▶ **JOB**
Copy out every record precisely.

▶ **PROVIDED MATERIAL**
start

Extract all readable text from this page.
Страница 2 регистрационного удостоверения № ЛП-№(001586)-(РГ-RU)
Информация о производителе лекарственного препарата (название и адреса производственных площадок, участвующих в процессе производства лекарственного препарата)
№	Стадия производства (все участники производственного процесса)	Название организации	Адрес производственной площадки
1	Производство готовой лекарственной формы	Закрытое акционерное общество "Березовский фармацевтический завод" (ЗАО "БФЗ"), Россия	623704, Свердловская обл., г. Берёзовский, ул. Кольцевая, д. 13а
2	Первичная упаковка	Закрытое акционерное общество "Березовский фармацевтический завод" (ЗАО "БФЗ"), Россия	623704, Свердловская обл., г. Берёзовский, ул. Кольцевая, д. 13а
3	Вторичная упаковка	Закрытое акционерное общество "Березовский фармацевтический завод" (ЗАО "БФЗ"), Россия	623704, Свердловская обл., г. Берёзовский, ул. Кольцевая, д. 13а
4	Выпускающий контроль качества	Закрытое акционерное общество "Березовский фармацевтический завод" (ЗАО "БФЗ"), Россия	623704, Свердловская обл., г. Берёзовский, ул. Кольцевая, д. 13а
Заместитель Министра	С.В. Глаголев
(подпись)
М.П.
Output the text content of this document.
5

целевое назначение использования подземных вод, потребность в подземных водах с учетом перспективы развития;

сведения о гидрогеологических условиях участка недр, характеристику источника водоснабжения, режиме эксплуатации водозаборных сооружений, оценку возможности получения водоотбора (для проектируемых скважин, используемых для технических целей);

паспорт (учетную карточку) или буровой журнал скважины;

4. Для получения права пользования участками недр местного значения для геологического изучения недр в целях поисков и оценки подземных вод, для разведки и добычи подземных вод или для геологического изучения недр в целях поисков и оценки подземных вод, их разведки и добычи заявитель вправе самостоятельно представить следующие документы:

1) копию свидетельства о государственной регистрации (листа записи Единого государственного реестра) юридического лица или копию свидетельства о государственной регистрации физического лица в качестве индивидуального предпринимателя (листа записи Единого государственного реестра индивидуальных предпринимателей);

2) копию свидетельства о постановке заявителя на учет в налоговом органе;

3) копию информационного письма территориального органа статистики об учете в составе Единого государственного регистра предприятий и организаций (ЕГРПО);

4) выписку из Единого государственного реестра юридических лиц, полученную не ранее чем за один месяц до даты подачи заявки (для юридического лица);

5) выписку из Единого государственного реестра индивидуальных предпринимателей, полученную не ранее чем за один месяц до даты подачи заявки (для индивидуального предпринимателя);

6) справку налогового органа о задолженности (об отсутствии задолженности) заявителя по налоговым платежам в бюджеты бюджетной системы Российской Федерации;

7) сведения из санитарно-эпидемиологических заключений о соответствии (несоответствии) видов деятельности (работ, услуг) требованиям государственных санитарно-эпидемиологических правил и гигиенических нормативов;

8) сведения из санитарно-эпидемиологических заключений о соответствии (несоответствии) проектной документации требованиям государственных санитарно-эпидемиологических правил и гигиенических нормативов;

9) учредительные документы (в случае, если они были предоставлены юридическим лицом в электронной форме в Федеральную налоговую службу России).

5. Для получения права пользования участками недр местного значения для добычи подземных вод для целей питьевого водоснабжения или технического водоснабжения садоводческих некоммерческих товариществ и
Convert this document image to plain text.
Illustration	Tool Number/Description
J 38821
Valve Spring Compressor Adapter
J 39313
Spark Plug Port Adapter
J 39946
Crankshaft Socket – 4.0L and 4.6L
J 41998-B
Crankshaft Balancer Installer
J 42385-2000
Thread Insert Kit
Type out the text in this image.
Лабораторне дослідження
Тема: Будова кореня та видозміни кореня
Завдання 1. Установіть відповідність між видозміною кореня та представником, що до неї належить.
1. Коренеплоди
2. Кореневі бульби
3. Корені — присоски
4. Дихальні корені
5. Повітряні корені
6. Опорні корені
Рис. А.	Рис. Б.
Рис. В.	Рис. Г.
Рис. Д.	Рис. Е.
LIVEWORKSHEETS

end

▶ **RESULT OF THIS EXERCISE**
Extract all readable text from this page.
Страница 2 регистрационного удостоверения № ЛП-№(001586)-(РГ-RU)
Информация о производителе лекарственного препарата (название и адреса производственных площадок, участвующих в процессе производства лекарственного препарата)
№	Стадия производства (все участники производственного процесса)	Название организации	Адрес производственной площадки
1	Производство готовой лекарственной формы	Закрытое акционерное общество "Березовский фармацевтический завод" (ЗАО "БФЗ"), Россия	623704, Свердловская обл., г. Берёзовский, ул. Кольцевая, д. 13а
2	Первичная упаковка	Закрытое акционерное общество "Березовский фармацевтический завод" (ЗАО "БФЗ"), Россия	623704, Свердловская обл., г. Берёзовский, ул. Кольцевая, д. 13а
3	Вторичная упаковка	Закрытое акционерное общество "Березовский фармацевтический завод" (ЗАО "БФЗ"), Россия	623704, Свердловская обл., г. Берёзовский, ул. Кольцевая, д. 13а
4	Выпускающий контроль качества	Закрытое акционерное общество "Березовский фармацевтический завод" (ЗАО "БФЗ"), Россия	623704, Свердловская обл., г. Берёзовский, ул. Кольцевая, д. 13а
Заместитель Министра	С.В. Глаголев
(подпись)
М.П.
Output the text content of this document.
5

целевое назначение использования подземных вод, потребность в подземных водах с учетом перспективы развития;

сведения о гидрогеологических условиях участка недр, характеристику источника водоснабжения, режиме эксплуатации водозаборных сооружений, оценку возможности получения водоотбора (для проектируемых скважин, используемых для технических целей);

паспорт (учетную карточку) или буровой журнал скважины;

4. Для получения права пользования участками недр местного значения для геологического изучения недр в целях поисков и оценки подземных вод, для разведки и добычи подземных вод или для геологического изучения недр в целях поисков и оценки подземных вод, их разведки и добычи заявитель вправе самостоятельно представить следующие документы:

1) копию свидетельства о государственной регистрации (листа записи Единого государственного реестра) юридического лица или копию свидетельства о государственной регистрации физического лица в качестве индивидуального предпринимателя (листа записи Единого государственного реестра индивидуальных предпринимателей);

2) копию свидетельства о постановке заявителя на учет в налоговом органе;

3) копию информационного письма территориального органа статистики об учете в составе Единого государственного регистра предприятий и организаций (ЕГРПО);

4) выписку из Единого государственного реестра юридических лиц, полученную не ранее чем за один месяц до даты подачи заявки (для юридического лица);

5) выписку из Единого государственного реестра индивидуальных предпринимателей, полученную не ранее чем за один месяц до даты подачи заявки (для индивидуального предпринимателя);

6) справку налогового органа о задолженности (об отсутствии задолженности) заявителя по налоговым платежам в бюджеты бюджетной системы Российской Федерации;

7) сведения из санитарно-эпидемиологических заключений о соответствии (несоответствии) видов деятельности (работ, услуг) требованиям государственных санитарно-эпидемиологических правил и гигиенических нормативов;

8) сведения из санитарно-эпидемиологических заключений о соответствии (несоответствии) проектной документации требованиям государственных санитарно-эпидемиологических правил и гигиенических нормативов;

9) учредительные документы (в случае, если они были предоставлены юридическим лицом в электронной форме в Федеральную налоговую службу России).

5. Для получения права пользования участками недр местного значения для добычи подземных вод для целей питьевого водоснабжения или технического водоснабжения садоводческих некоммерческих товариществ и
Convert this document image to plain text.
Illustration	Tool Number/Description
J 38821
Valve Spring Compressor Adapter
J 39313
Spark Plug Port Adapter
J 39946
Crankshaft Socket – 4.0L and 4.6L
J 41998-B
Crankshaft Balancer Installer
J 42385-2000
Thread Insert Kit
Type out the text in this image.
Лабораторне дослідження
Тема: Будова кореня та видозміни кореня
Завдання 1. Установіть відповідність між видозміною кореня та представником, що до неї належить.
1. Коренеплоди
2. Кореневі бульби
3. Корені — присоски
4. Дихальні корені
5. Повітряні корені
6. Опорні корені
Рис. А.	Рис. Б.
Рис. В.	Рис. Г.
Рис. Д.	Рис. Е.
LIVEWORKSHEETS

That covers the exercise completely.